• [GIVEN INSTRUCTION]
Extract all lines from the data beneath that include the word "should".

• [RECORDS SHOWN]
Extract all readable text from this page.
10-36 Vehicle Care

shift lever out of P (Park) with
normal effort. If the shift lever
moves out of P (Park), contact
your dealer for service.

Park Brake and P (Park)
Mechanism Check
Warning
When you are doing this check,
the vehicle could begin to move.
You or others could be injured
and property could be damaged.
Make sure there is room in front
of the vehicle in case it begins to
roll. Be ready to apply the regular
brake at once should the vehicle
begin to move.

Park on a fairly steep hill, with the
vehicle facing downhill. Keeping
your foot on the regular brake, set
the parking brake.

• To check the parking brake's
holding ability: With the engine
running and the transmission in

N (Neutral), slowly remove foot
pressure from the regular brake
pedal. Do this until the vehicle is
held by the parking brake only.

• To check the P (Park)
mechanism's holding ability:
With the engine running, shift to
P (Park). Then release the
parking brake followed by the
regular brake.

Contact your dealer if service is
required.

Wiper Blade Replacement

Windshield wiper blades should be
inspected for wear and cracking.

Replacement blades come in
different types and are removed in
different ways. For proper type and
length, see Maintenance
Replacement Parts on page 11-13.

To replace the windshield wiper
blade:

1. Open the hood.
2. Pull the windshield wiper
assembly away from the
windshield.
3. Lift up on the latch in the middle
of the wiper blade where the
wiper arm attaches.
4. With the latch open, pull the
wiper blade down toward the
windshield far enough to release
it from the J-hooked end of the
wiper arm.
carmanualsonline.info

• [ANSWER BELOW]
brake at once should the vehicle
Windshield wiper blades should be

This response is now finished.